AIM OF THE TASK: Quote the data below in full, please, without altering anything.

--- start of PROVIDED RECORDS ---

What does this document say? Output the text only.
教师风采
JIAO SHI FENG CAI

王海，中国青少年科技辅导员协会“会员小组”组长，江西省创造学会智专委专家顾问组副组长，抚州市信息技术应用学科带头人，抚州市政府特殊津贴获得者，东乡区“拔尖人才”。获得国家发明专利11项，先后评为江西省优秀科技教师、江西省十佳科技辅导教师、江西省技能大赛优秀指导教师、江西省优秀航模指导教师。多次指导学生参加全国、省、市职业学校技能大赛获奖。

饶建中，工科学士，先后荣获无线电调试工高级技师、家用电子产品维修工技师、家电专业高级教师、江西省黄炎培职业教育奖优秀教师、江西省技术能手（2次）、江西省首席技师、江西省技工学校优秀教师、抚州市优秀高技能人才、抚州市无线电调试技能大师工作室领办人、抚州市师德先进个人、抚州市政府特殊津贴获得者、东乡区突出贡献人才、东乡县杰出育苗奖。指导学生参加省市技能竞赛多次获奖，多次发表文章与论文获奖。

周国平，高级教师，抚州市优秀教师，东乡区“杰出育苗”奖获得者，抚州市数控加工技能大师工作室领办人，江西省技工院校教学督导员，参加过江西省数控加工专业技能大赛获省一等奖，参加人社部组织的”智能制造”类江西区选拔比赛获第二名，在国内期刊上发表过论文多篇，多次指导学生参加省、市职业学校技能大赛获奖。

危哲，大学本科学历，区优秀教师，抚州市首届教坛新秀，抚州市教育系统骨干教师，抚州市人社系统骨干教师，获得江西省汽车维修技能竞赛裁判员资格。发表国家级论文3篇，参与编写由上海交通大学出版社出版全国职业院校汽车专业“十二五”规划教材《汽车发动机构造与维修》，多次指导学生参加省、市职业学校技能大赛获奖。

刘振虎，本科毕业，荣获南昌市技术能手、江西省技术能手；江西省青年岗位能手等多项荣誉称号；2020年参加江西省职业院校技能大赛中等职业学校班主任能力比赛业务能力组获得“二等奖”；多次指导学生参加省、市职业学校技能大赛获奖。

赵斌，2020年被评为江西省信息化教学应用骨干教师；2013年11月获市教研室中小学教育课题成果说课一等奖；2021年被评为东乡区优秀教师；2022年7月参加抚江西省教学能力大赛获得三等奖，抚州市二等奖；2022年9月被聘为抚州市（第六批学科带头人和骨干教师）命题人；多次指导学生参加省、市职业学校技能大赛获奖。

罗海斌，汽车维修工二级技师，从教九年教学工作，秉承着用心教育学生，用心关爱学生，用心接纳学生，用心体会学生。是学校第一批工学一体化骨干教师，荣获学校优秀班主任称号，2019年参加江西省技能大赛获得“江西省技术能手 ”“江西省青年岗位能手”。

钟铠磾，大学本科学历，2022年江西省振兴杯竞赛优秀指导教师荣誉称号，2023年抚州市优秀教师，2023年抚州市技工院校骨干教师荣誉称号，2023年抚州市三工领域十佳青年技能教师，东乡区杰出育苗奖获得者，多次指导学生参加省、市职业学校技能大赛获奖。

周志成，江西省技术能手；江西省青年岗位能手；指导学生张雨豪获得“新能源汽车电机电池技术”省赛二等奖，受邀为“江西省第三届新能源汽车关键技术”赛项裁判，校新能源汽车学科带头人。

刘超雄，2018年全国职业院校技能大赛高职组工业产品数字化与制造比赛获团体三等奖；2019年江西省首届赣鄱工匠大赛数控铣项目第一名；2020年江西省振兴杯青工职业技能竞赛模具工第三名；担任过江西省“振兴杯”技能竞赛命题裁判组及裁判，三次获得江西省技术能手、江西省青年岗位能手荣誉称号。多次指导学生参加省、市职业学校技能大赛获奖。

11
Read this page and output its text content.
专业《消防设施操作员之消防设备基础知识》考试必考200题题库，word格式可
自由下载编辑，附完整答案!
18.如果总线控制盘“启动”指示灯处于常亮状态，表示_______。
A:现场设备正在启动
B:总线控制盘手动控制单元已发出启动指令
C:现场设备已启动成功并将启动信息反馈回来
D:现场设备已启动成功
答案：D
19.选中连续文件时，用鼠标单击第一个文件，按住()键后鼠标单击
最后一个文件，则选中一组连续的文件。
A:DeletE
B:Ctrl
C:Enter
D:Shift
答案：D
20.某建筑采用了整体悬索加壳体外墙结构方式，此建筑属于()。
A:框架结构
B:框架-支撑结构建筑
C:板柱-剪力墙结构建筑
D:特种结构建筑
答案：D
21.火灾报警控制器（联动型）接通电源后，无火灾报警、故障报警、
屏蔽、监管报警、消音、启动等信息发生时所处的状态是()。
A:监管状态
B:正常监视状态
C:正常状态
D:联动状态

--- end of PROVIDED RECORDS ---

ANSWER TO THE TASK:
What does this document say? Output the text only.
教师风采
JIAO SHI FENG CAI

王海，中国青少年科技辅导员协会“会员小组”组长，江西省创造学会智专委专家顾问组副组长，抚州市信息技术应用学科带头人，抚州市政府特殊津贴获得者，东乡区“拔尖人才”。获得国家发明专利11项，先后评为江西省优秀科技教师、江西省十佳科技辅导教师、江西省技能大赛优秀指导教师、江西省优秀航模指导教师。多次指导学生参加全国、省、市职业学校技能大赛获奖。

饶建中，工科学士，先后荣获无线电调试工高级技师、家用电子产品维修工技师、家电专业高级教师、江西省黄炎培职业教育奖优秀教师、江西省技术能手（2次）、江西省首席技师、江西省技工学校优秀教师、抚州市优秀高技能人才、抚州市无线电调试技能大师工作室领办人、抚州市师德先进个人、抚州市政府特殊津贴获得者、东乡区突出贡献人才、东乡县杰出育苗奖。指导学生参加省市技能竞赛多次获奖，多次发表文章与论文获奖。

周国平，高级教师，抚州市优秀教师，东乡区“杰出育苗”奖获得者，抚州市数控加工技能大师工作室领办人，江西省技工院校教学督导员，参加过江西省数控加工专业技能大赛获省一等奖，参加人社部组织的”智能制造”类江西区选拔比赛获第二名，在国内期刊上发表过论文多篇，多次指导学生参加省、市职业学校技能大赛获奖。

危哲，大学本科学历，区优秀教师，抚州市首届教坛新秀，抚州市教育系统骨干教师，抚州市人社系统骨干教师，获得江西省汽车维修技能竞赛裁判员资格。发表国家级论文3篇，参与编写由上海交通大学出版社出版全国职业院校汽车专业“十二五”规划教材《汽车发动机构造与维修》，多次指导学生参加省、市职业学校技能大赛获奖。

刘振虎，本科毕业，荣获南昌市技术能手、江西省技术能手；江西省青年岗位能手等多项荣誉称号；2020年参加江西省职业院校技能大赛中等职业学校班主任能力比赛业务能力组获得“二等奖”；多次指导学生参加省、市职业学校技能大赛获奖。

赵斌，2020年被评为江西省信息化教学应用骨干教师；2013年11月获市教研室中小学教育课题成果说课一等奖；2021年被评为东乡区优秀教师；2022年7月参加抚江西省教学能力大赛获得三等奖，抚州市二等奖；2022年9月被聘为抚州市（第六批学科带头人和骨干教师）命题人；多次指导学生参加省、市职业学校技能大赛获奖。

罗海斌，汽车维修工二级技师，从教九年教学工作，秉承着用心教育学生，用心关爱学生，用心接纳学生，用心体会学生。是学校第一批工学一体化骨干教师，荣获学校优秀班主任称号，2019年参加江西省技能大赛获得“江西省技术能手 ”“江西省青年岗位能手”。

钟铠磾，大学本科学历，2022年江西省振兴杯竞赛优秀指导教师荣誉称号，2023年抚州市优秀教师，2023年抚州市技工院校骨干教师荣誉称号，2023年抚州市三工领域十佳青年技能教师，东乡区杰出育苗奖获得者，多次指导学生参加省、市职业学校技能大赛获奖。

周志成，江西省技术能手；江西省青年岗位能手；指导学生张雨豪获得“新能源汽车电机电池技术”省赛二等奖，受邀为“江西省第三届新能源汽车关键技术”赛项裁判，校新能源汽车学科带头人。

刘超雄，2018年全国职业院校技能大赛高职组工业产品数字化与制造比赛获团体三等奖；2019年江西省首届赣鄱工匠大赛数控铣项目第一名；2020年江西省振兴杯青工职业技能竞赛模具工第三名；担任过江西省“振兴杯”技能竞赛命题裁判组及裁判，三次获得江西省技术能手、江西省青年岗位能手荣誉称号。多次指导学生参加省、市职业学校技能大赛获奖。

11
Read this page and output its text content.
专业《消防设施操作员之消防设备基础知识》考试必考200题题库，word格式可
自由下载编辑，附完整答案!
18.如果总线控制盘“启动”指示灯处于常亮状态，表示_______。
A:现场设备正在启动
B:总线控制盘手动控制单元已发出启动指令
C:现场设备已启动成功并将启动信息反馈回来
D:现场设备已启动成功
答案：D
19.选中连续文件时，用鼠标单击第一个文件，按住()键后鼠标单击
最后一个文件，则选中一组连续的文件。
A:DeletE
B:Ctrl
C:Enter
D:Shift
答案：D
20.某建筑采用了整体悬索加壳体外墙结构方式，此建筑属于()。
A:框架结构
B:框架-支撑结构建筑
C:板柱-剪力墙结构建筑
D:特种结构建筑
答案：D
21.火灾报警控制器（联动型）接通电源后，无火灾报警、故障报警、
屏蔽、监管报警、消音、启动等信息发生时所处的状态是()。
A:监管状态
B:正常监视状态
C:正常状态
D:联动状态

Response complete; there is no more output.